Reproduce each line of the listing exactly.

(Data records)
--

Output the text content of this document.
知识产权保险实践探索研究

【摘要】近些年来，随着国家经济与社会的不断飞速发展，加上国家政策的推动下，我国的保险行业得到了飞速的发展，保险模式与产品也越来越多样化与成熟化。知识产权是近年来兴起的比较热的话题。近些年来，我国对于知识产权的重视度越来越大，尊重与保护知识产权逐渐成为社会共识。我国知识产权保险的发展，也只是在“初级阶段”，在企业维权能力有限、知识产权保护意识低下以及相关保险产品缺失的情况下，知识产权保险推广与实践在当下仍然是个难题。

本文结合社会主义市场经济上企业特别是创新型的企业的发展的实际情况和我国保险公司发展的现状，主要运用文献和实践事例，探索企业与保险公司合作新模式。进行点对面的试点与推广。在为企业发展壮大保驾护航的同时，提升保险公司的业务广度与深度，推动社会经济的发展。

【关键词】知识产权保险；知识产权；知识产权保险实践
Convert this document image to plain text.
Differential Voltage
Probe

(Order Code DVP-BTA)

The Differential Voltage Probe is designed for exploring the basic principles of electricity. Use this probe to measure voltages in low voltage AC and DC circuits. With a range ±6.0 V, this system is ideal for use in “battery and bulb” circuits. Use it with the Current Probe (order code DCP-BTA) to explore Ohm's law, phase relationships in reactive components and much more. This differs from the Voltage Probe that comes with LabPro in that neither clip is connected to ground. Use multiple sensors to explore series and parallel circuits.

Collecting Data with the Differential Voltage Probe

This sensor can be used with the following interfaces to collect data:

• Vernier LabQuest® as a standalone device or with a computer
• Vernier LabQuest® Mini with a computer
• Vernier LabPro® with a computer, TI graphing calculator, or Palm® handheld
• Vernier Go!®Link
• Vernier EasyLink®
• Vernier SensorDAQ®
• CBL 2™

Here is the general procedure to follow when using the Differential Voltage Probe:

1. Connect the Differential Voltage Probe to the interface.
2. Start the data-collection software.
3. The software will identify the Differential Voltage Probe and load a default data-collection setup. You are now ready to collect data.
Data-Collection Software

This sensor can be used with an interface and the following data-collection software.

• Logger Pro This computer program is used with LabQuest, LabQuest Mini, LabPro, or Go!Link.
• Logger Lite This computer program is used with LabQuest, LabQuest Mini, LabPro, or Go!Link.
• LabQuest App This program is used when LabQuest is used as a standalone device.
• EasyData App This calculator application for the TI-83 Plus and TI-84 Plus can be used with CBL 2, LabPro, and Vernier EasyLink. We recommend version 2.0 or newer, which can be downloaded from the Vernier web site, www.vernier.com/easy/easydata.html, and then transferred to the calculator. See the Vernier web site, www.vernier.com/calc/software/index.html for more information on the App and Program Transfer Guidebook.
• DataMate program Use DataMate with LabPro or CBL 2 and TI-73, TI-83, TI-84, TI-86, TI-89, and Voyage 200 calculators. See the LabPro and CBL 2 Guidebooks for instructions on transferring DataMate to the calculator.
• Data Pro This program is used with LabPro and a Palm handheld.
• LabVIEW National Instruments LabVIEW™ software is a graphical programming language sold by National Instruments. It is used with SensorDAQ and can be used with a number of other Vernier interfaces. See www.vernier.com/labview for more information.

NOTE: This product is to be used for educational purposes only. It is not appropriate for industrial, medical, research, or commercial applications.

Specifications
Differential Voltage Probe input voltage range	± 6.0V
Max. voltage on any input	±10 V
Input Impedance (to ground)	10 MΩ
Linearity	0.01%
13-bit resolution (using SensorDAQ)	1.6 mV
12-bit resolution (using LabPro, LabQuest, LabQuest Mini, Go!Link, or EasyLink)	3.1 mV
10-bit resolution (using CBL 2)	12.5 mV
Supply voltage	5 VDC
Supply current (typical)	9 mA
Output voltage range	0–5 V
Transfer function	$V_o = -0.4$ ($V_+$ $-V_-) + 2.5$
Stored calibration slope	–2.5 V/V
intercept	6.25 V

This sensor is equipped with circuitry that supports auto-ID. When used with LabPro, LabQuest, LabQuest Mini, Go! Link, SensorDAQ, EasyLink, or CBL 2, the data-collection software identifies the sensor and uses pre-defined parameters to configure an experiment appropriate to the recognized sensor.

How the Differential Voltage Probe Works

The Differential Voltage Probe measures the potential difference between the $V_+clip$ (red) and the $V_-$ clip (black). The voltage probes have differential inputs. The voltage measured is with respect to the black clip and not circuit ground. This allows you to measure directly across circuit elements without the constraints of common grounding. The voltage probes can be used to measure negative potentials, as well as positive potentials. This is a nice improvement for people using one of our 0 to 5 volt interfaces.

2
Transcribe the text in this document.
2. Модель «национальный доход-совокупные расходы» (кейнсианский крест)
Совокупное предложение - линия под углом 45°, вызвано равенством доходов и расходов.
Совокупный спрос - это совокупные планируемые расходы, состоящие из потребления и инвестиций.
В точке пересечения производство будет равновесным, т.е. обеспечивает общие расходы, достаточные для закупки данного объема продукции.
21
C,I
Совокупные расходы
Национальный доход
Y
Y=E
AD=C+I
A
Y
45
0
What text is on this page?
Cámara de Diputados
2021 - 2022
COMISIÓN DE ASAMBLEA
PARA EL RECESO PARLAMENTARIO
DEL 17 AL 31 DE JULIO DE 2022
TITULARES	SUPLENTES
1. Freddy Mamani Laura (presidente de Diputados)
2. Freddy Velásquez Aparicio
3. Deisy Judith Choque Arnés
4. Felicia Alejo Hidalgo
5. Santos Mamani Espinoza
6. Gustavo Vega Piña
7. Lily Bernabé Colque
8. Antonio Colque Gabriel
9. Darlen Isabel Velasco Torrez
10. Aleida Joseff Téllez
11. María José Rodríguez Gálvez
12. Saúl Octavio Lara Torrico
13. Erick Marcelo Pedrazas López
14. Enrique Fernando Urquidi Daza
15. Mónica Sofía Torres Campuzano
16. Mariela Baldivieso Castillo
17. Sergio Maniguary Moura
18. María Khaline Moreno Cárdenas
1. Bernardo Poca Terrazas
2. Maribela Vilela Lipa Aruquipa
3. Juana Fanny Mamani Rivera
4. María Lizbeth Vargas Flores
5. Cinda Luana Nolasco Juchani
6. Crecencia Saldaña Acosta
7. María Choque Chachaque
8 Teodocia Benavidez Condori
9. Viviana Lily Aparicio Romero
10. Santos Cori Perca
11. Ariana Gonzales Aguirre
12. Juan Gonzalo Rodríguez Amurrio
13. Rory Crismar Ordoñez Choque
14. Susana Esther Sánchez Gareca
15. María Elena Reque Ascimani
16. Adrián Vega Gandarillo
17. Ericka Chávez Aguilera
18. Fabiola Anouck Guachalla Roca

--

Solution below:
Output the text content of this document.
知识产权保险实践探索研究

【摘要】近些年来，随着国家经济与社会的不断飞速发展，加上国家政策的推动下，我国的保险行业得到了飞速的发展，保险模式与产品也越来越多样化与成熟化。知识产权是近年来兴起的比较热的话题。近些年来，我国对于知识产权的重视度越来越大，尊重与保护知识产权逐渐成为社会共识。我国知识产权保险的发展，也只是在“初级阶段”，在企业维权能力有限、知识产权保护意识低下以及相关保险产品缺失的情况下，知识产权保险推广与实践在当下仍然是个难题。

本文结合社会主义市场经济上企业特别是创新型的企业的发展的实际情况和我国保险公司发展的现状，主要运用文献和实践事例，探索企业与保险公司合作新模式。进行点对面的试点与推广。在为企业发展壮大保驾护航的同时，提升保险公司的业务广度与深度，推动社会经济的发展。

【关键词】知识产权保险；知识产权；知识产权保险实践
Convert this document image to plain text.
Differential Voltage
Probe

(Order Code DVP-BTA)

The Differential Voltage Probe is designed for exploring the basic principles of electricity. Use this probe to measure voltages in low voltage AC and DC circuits. With a range ±6.0 V, this system is ideal for use in “battery and bulb” circuits. Use it with the Current Probe (order code DCP-BTA) to explore Ohm's law, phase relationships in reactive components and much more. This differs from the Voltage Probe that comes with LabPro in that neither clip is connected to ground. Use multiple sensors to explore series and parallel circuits.

Collecting Data with the Differential Voltage Probe

This sensor can be used with the following interfaces to collect data:

• Vernier LabQuest® as a standalone device or with a computer
• Vernier LabQuest® Mini with a computer
• Vernier LabPro® with a computer, TI graphing calculator, or Palm® handheld
• Vernier Go!®Link
• Vernier EasyLink®
• Vernier SensorDAQ®
• CBL 2™

Here is the general procedure to follow when using the Differential Voltage Probe:

1. Connect the Differential Voltage Probe to the interface.
2. Start the data-collection software.
3. The software will identify the Differential Voltage Probe and load a default data-collection setup. You are now ready to collect data.
Data-Collection Software

This sensor can be used with an interface and the following data-collection software.

• Logger Pro This computer program is used with LabQuest, LabQuest Mini, LabPro, or Go!Link.
• Logger Lite This computer program is used with LabQuest, LabQuest Mini, LabPro, or Go!Link.
• LabQuest App This program is used when LabQuest is used as a standalone device.
• EasyData App This calculator application for the TI-83 Plus and TI-84 Plus can be used with CBL 2, LabPro, and Vernier EasyLink. We recommend version 2.0 or newer, which can be downloaded from the Vernier web site, www.vernier.com/easy/easydata.html, and then transferred to the calculator. See the Vernier web site, www.vernier.com/calc/software/index.html for more information on the App and Program Transfer Guidebook.
• DataMate program Use DataMate with LabPro or CBL 2 and TI-73, TI-83, TI-84, TI-86, TI-89, and Voyage 200 calculators. See the LabPro and CBL 2 Guidebooks for instructions on transferring DataMate to the calculator.
• Data Pro This program is used with LabPro and a Palm handheld.
• LabVIEW National Instruments LabVIEW™ software is a graphical programming language sold by National Instruments. It is used with SensorDAQ and can be used with a number of other Vernier interfaces. See www.vernier.com/labview for more information.

NOTE: This product is to be used for educational purposes only. It is not appropriate for industrial, medical, research, or commercial applications.

Specifications
Differential Voltage Probe input voltage range	± 6.0V
Max. voltage on any input	±10 V
Input Impedance (to ground)	10 MΩ
Linearity	0.01%
13-bit resolution (using SensorDAQ)	1.6 mV
12-bit resolution (using LabPro, LabQuest, LabQuest Mini, Go!Link, or EasyLink)	3.1 mV
10-bit resolution (using CBL 2)	12.5 mV
Supply voltage	5 VDC
Supply current (typical)	9 mA
Output voltage range	0–5 V
Transfer function	$V_o = -0.4$ ($V_+$ $-V_-) + 2.5$
Stored calibration slope	–2.5 V/V
intercept	6.25 V

This sensor is equipped with circuitry that supports auto-ID. When used with LabPro, LabQuest, LabQuest Mini, Go! Link, SensorDAQ, EasyLink, or CBL 2, the data-collection software identifies the sensor and uses pre-defined parameters to configure an experiment appropriate to the recognized sensor.

How the Differential Voltage Probe Works

The Differential Voltage Probe measures the potential difference between the $V_+clip$ (red) and the $V_-$ clip (black). The voltage probes have differential inputs. The voltage measured is with respect to the black clip and not circuit ground. This allows you to measure directly across circuit elements without the constraints of common grounding. The voltage probes can be used to measure negative potentials, as well as positive potentials. This is a nice improvement for people using one of our 0 to 5 volt interfaces.

2
Transcribe the text in this document.
2. Модель «национальный доход-совокупные расходы» (кейнсианский крест)
Совокупное предложение - линия под углом 45°, вызвано равенством доходов и расходов.
Совокупный спрос - это совокупные планируемые расходы, состоящие из потребления и инвестиций.
В точке пересечения производство будет равновесным, т.е. обеспечивает общие расходы, достаточные для закупки данного объема продукции.
21
C,I
Совокупные расходы
Национальный доход
Y
Y=E
AD=C+I
A
Y
45
0
What text is on this page?
Cámara de Diputados
2021 - 2022
COMISIÓN DE ASAMBLEA
PARA EL RECESO PARLAMENTARIO
DEL 17 AL 31 DE JULIO DE 2022
TITULARES	SUPLENTES
1. Freddy Mamani Laura (presidente de Diputados)
2. Freddy Velásquez Aparicio
3. Deisy Judith Choque Arnés
4. Felicia Alejo Hidalgo
5. Santos Mamani Espinoza
6. Gustavo Vega Piña
7. Lily Bernabé Colque
8. Antonio Colque Gabriel
9. Darlen Isabel Velasco Torrez
10. Aleida Joseff Téllez
11. María José Rodríguez Gálvez
12. Saúl Octavio Lara Torrico
13. Erick Marcelo Pedrazas López
14. Enrique Fernando Urquidi Daza
15. Mónica Sofía Torres Campuzano
16. Mariela Baldivieso Castillo
17. Sergio Maniguary Moura
18. María Khaline Moreno Cárdenas
1. Bernardo Poca Terrazas
2. Maribela Vilela Lipa Aruquipa
3. Juana Fanny Mamani Rivera
4. María Lizbeth Vargas Flores
5. Cinda Luana Nolasco Juchani
6. Crecencia Saldaña Acosta
7. María Choque Chachaque
8 Teodocia Benavidez Condori
9. Viviana Lily Aparicio Romero
10. Santos Cori Perca
11. Ariana Gonzales Aguirre
12. Juan Gonzalo Rodríguez Amurrio
13. Rory Crismar Ordoñez Choque
14. Susana Esther Sánchez Gareca
15. María Elena Reque Ascimani
16. Adrián Vega Gandarillo
17. Ericka Chávez Aguilera
18. Fabiola Anouck Guachalla Roca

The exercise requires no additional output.